▶ _WHAT YOU WILL DO_:
Your response should contain each line of the data that includes "page".

** EXERCISE DATA follows **

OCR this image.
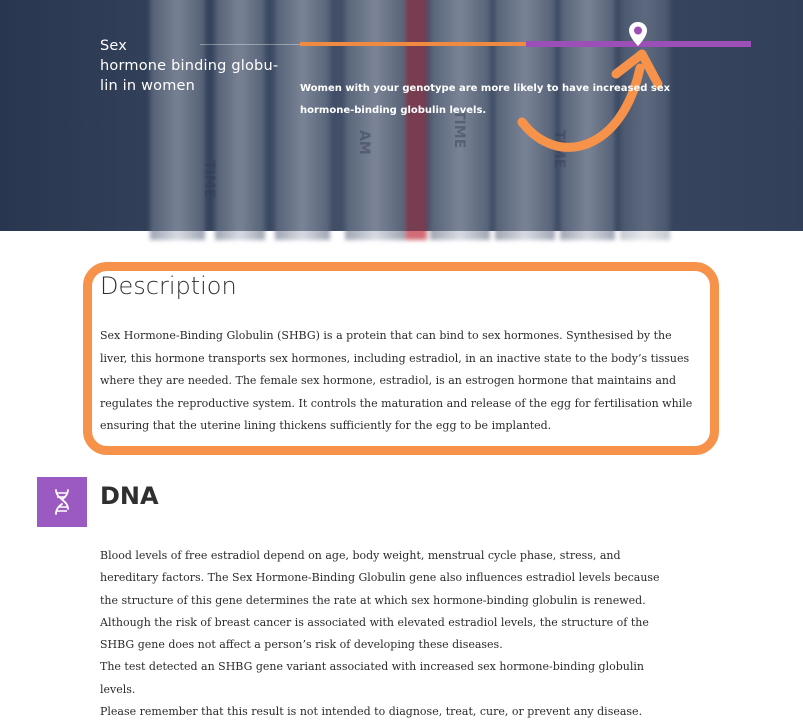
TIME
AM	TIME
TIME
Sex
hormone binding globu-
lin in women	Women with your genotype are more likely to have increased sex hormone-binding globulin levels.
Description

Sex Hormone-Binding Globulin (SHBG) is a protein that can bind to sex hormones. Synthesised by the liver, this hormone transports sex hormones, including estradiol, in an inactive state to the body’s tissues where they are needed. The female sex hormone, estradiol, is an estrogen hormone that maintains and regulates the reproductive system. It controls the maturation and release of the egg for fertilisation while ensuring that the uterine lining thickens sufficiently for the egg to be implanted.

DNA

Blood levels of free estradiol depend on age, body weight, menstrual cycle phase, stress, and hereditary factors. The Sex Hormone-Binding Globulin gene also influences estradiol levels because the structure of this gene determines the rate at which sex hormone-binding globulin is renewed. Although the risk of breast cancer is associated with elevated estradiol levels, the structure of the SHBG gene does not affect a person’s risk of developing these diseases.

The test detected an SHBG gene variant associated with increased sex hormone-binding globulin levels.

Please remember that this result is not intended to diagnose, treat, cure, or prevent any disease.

** End of EXERCISE DATA **
** EXERCISE DATA follows **

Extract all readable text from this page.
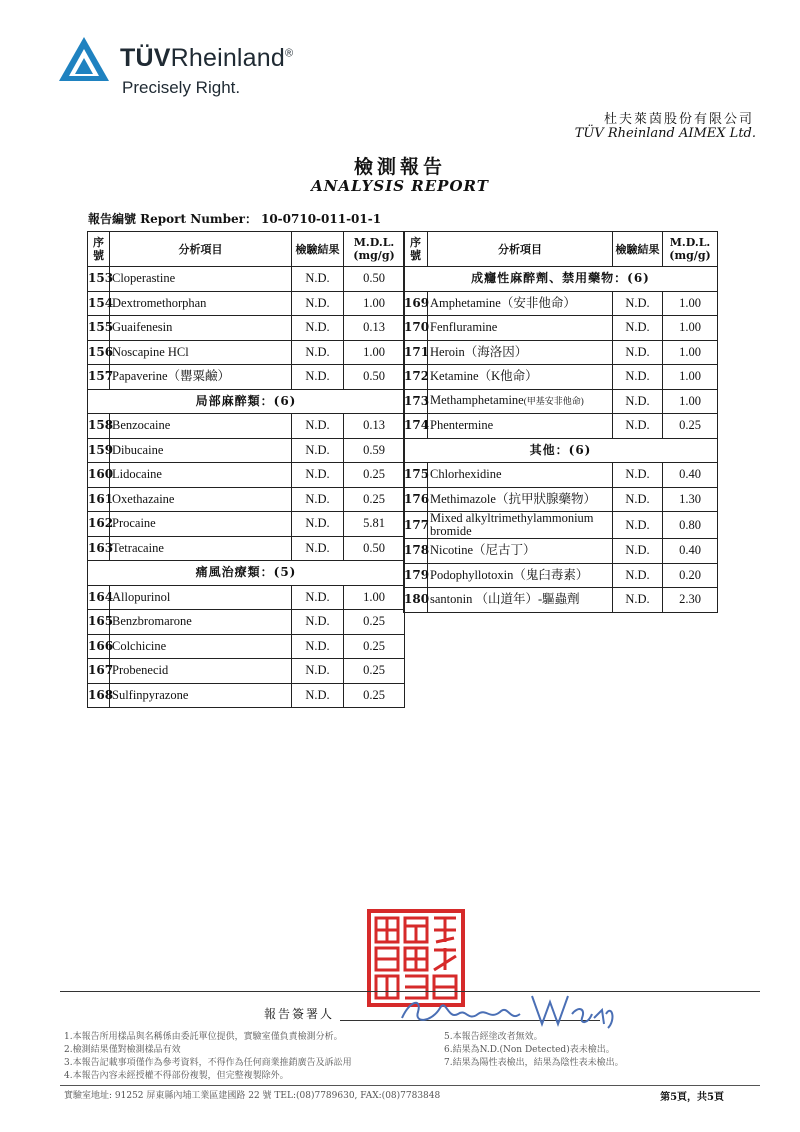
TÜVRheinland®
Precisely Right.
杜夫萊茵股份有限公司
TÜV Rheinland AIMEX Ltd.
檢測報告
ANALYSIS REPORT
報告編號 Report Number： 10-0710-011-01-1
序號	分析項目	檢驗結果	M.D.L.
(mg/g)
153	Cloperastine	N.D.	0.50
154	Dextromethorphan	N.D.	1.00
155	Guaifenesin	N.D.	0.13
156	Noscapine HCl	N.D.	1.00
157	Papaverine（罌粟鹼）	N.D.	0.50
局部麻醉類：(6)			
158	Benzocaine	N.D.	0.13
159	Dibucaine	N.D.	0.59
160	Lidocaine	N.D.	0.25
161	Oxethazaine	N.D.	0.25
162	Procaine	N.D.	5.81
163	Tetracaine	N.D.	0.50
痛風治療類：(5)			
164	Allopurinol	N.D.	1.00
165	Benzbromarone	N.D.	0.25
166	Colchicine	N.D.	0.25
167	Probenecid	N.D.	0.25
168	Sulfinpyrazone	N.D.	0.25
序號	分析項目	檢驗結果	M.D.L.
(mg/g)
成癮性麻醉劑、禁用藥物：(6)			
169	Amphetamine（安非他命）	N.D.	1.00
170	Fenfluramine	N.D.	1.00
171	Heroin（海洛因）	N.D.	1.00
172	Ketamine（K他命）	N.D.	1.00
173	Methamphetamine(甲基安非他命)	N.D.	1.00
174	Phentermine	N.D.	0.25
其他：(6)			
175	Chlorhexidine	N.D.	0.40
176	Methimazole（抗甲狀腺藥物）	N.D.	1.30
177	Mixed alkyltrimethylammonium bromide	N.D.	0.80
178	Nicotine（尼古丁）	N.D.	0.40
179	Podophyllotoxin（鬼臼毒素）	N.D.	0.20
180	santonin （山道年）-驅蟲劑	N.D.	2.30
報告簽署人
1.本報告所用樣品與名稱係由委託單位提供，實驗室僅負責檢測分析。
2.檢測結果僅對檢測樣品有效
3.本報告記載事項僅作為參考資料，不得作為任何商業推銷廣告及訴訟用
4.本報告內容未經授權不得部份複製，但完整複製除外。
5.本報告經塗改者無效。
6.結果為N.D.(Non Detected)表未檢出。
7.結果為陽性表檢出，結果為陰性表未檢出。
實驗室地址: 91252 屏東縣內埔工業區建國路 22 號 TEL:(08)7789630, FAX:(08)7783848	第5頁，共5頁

** End of EXERCISE DATA **
** EXERCISE DATA follows **

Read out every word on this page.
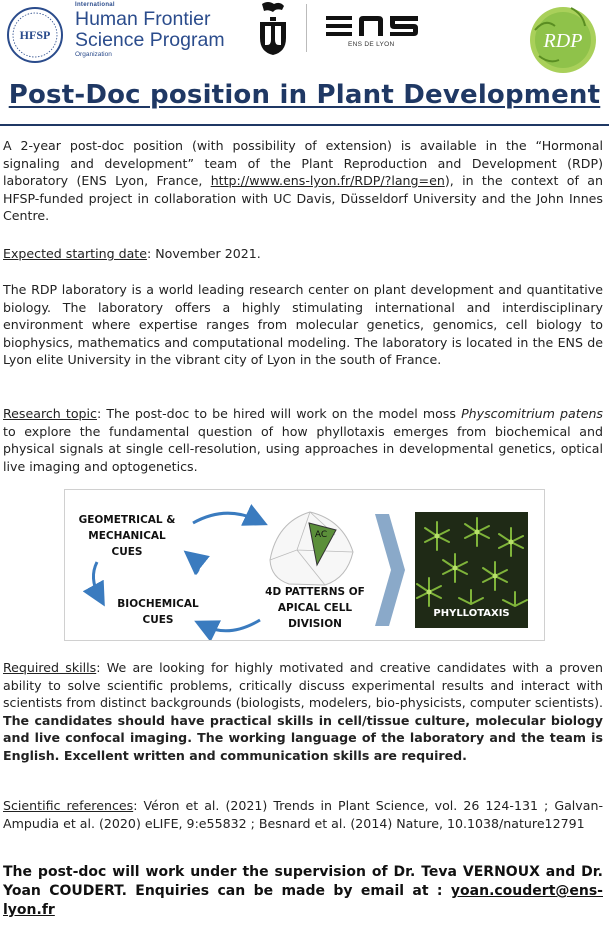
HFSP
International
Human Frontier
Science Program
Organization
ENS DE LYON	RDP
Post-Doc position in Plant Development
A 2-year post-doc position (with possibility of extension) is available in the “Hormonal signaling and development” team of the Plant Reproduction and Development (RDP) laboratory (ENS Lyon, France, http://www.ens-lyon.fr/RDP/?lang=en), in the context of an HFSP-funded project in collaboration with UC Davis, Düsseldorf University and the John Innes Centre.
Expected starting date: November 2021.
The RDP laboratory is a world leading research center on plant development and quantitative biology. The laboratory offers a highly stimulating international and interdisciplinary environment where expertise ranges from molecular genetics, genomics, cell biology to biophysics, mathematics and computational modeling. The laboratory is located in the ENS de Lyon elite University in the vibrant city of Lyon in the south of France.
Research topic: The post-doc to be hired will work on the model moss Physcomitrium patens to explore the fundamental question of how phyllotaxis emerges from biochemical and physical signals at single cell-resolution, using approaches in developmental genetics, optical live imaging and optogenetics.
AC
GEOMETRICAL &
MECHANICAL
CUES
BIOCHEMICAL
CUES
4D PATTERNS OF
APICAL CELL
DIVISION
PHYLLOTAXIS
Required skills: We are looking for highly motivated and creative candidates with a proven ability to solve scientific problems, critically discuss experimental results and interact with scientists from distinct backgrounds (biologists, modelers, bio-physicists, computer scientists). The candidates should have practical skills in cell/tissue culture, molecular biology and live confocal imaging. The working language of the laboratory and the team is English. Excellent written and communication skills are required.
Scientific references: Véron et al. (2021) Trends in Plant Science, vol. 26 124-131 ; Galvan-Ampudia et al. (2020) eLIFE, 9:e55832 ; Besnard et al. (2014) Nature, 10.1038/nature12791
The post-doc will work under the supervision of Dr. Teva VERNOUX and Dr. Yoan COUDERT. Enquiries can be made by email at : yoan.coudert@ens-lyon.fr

** End of EXERCISE DATA **

▶ _THE ANSWER_:
Extract all readable text from this page.
Read out every word on this page.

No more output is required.